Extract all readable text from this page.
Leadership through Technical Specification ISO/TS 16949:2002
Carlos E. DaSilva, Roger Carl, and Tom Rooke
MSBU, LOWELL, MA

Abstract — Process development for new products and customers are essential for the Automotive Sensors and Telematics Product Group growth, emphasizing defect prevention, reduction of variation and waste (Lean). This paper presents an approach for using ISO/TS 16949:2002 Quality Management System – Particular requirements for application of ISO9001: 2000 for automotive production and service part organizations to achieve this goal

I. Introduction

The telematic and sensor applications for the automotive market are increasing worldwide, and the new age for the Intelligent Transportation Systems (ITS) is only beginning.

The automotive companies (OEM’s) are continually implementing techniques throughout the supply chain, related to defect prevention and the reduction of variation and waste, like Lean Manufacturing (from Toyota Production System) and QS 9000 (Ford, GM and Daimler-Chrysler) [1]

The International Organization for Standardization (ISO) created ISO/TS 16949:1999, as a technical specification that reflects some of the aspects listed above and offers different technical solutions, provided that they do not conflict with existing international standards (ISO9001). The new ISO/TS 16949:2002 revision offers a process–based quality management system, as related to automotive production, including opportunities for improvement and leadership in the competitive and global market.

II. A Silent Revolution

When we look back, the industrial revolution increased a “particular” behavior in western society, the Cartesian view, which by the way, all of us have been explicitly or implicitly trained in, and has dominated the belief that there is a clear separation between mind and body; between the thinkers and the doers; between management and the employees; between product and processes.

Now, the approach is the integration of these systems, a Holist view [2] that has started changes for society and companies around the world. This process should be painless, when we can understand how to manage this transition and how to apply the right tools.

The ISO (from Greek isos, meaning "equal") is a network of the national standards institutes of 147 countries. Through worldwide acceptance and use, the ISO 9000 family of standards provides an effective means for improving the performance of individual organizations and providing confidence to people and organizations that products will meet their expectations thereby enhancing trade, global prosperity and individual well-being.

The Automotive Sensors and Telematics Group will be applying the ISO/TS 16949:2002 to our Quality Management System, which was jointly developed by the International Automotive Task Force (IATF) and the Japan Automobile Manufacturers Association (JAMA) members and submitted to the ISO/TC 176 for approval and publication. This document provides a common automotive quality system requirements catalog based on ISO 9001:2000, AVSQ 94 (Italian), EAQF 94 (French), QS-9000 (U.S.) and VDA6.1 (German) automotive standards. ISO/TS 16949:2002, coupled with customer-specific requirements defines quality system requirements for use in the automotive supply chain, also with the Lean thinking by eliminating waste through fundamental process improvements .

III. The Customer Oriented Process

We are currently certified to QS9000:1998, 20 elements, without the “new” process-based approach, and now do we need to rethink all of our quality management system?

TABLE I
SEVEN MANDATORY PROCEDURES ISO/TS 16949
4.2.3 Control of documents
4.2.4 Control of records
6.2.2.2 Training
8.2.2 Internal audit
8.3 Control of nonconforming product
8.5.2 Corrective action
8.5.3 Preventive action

Written problem: Tally how many lines in the material above hold the word "companies". Write only that number.

Response: 2